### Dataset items

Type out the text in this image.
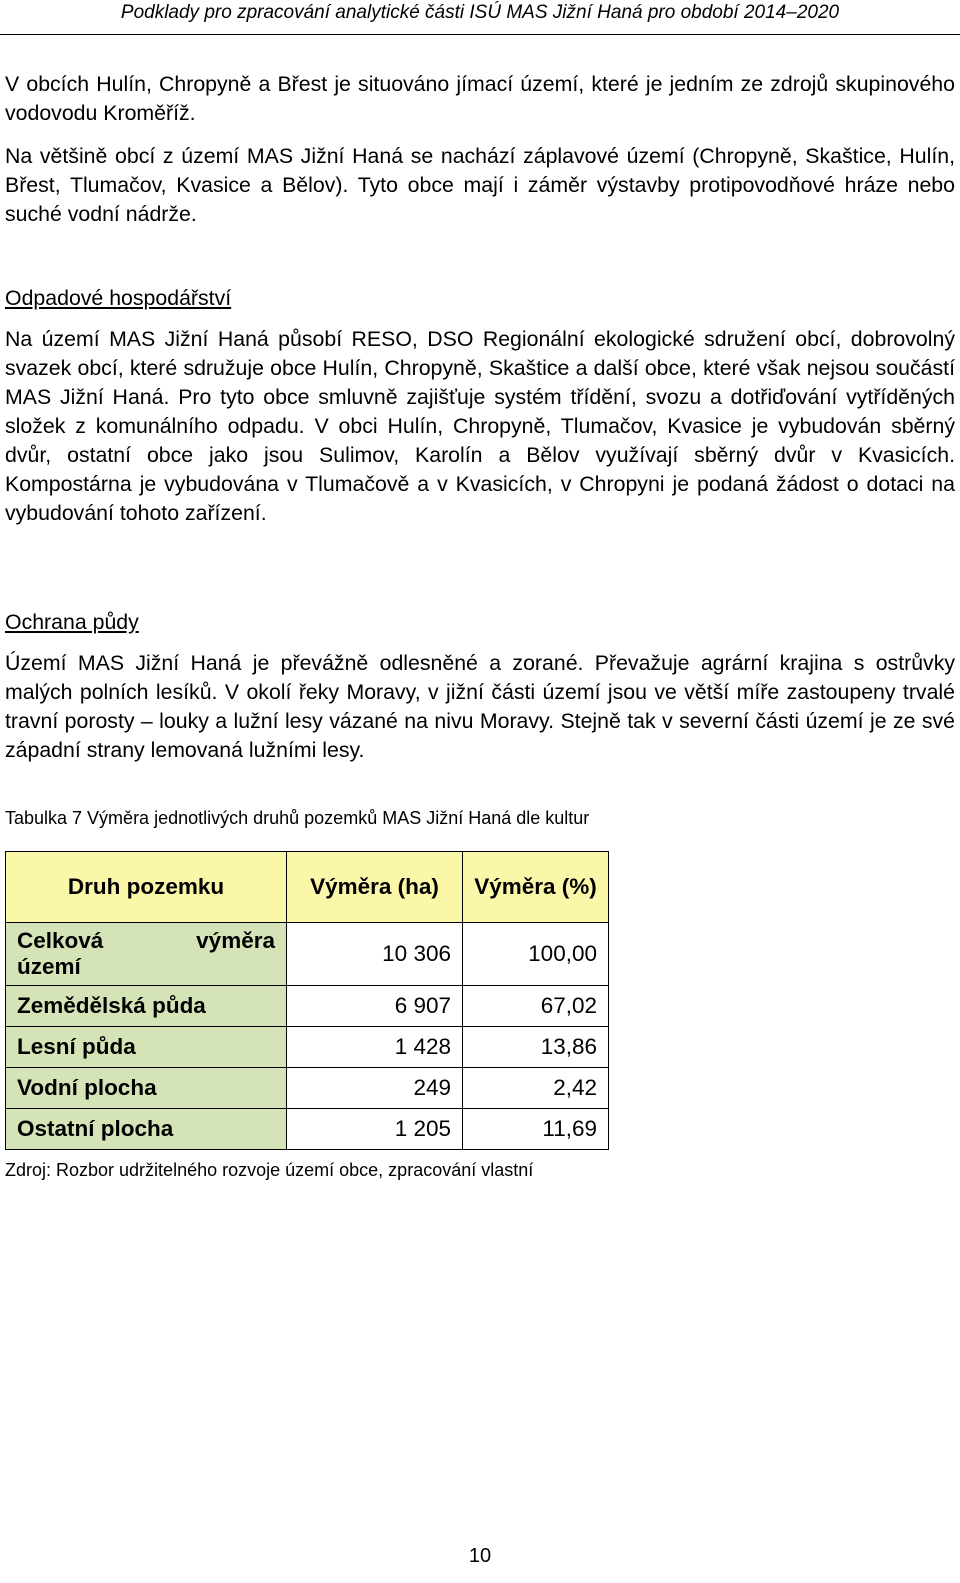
Podklady pro zpracování analytické části ISÚ MAS Jižní Haná pro období 2014–2020

V obcích Hulín, Chropyně a Břest je situováno jímací území, které je jedním ze zdrojů skupinového vodovodu Kroměříž.

Na většině obcí z území MAS Jižní Haná se nachází záplavové území (Chropyně, Skaštice, Hulín, Břest, Tlumačov, Kvasice a Bělov). Tyto obce mají i záměr výstavby protipovodňové hráze nebo suché vodní nádrže.

Odpadové hospodářství

Na území MAS Jižní Haná působí RESO, DSO Regionální ekologické sdružení obcí, dobrovolný svazek obcí, které sdružuje obce Hulín, Chropyně, Skaštice a další obce, které však nejsou součástí MAS Jižní Haná. Pro tyto obce smluvně zajišťuje systém třídění, svozu a dotřiďování vytříděných složek z komunálního odpadu. V obci Hulín, Chropyně, Tlumačov, Kvasice je vybudován sběrný dvůr, ostatní obce jako jsou Sulimov, Karolín a Bělov využívají sběrný dvůr v Kvasicích. Kompostárna je vybudována v Tlumačově a v Kvasicích, v Chropyni je podaná žádost o dotaci na vybudování tohoto zařízení.

Ochrana půdy

Území MAS Jižní Haná je převážně odlesněné a zorané. Převažuje agrární krajina s ostrůvky malých polních lesíků. V okolí řeky Moravy, v jižní části území jsou ve větší míře zastoupeny trvalé travní porosty – louky a lužní lesy vázané na nivu Moravy. Stejně tak v severní části území je ze své západní strany lemovaná lužními lesy.

Tabulka 7 Výměra jednotlivých druhů pozemků MAS Jižní Haná dle kultur

Druh pozemku	Výměra (ha)	Výměra (%)

Celková výměra
území	10 306	100,00
Zemědělská půda	6 907	67,02
Lesní půda	1 428	13,86
Vodní plocha	249	2,42
Ostatní plocha	1 205	11,69

Zdroj: Rozbor udržitelného rozvoje území obce, zpracování vlastní

10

### Goal of the exercise
Reproduce every line of the listing above in which the string "Bělov" appears.

### Solution for this exercise
Na většině obcí z území MAS Jižní Haná se nachází záplavové území (Chropyně, Skaštice, Hulín, Břest, Tlumačov, Kvasice a Bělov). Tyto obce mají i záměr výstavby protipovodňové hráze nebo suché vodní nádrže.
Na území MAS Jižní Haná působí RESO, DSO Regionální ekologické sdružení obcí, dobrovolný svazek obcí, které sdružuje obce Hulín, Chropyně, Skaštice a další obce, které však nejsou součástí MAS Jižní Haná. Pro tyto obce smluvně zajišťuje systém třídění, svozu a dotřiďování vytříděných složek z komunálního odpadu. V obci Hulín, Chropyně, Tlumačov, Kvasice je vybudován sběrný dvůr, ostatní obce jako jsou Sulimov, Karolín a Bělov využívají sběrný dvůr v Kvasicích. Kompostárna je vybudována v Tlumačově a v Kvasicích, v Chropyni je podaná žádost o dotaci na vybudování tohoto zařízení.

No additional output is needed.